>> START Given records
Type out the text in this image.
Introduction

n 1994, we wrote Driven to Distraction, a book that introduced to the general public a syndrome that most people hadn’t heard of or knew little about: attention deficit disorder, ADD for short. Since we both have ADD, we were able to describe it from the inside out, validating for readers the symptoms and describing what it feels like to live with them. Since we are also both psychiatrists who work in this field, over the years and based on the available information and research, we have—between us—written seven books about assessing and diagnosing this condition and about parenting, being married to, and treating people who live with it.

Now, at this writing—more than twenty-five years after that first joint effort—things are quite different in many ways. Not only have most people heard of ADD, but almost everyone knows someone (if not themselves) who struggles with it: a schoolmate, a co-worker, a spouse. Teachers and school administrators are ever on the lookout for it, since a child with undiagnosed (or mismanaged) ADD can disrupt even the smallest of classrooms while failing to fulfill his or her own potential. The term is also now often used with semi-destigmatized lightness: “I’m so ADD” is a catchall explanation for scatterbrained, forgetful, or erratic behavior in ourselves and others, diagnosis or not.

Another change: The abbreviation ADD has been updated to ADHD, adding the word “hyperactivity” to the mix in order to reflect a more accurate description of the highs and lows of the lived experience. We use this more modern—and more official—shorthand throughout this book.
>> END Given records
## Task prompt
Transcribe all lines as written.

## Exercise response
Type out the text in this image.
Introduction

n 1994, we wrote Driven to Distraction, a book that introduced to the general public a syndrome that most people hadn’t heard of or knew little about: attention deficit disorder, ADD for short. Since we both have ADD, we were able to describe it from the inside out, validating for readers the symptoms and describing what it feels like to live with them. Since we are also both psychiatrists who work in this field, over the years and based on the available information and research, we have—between us—written seven books about assessing and diagnosing this condition and about parenting, being married to, and treating people who live with it.

Now, at this writing—more than twenty-five years after that first joint effort—things are quite different in many ways. Not only have most people heard of ADD, but almost everyone knows someone (if not themselves) who struggles with it: a schoolmate, a co-worker, a spouse. Teachers and school administrators are ever on the lookout for it, since a child with undiagnosed (or mismanaged) ADD can disrupt even the smallest of classrooms while failing to fulfill his or her own potential. The term is also now often used with semi-destigmatized lightness: “I’m so ADD” is a catchall explanation for scatterbrained, forgetful, or erratic behavior in ourselves and others, diagnosis or not.

Another change: The abbreviation ADD has been updated to ADHD, adding the word “hyperactivity” to the mix in order to reflect a more accurate description of the highs and lows of the lived experience. We use this more modern—and more official—shorthand throughout this book.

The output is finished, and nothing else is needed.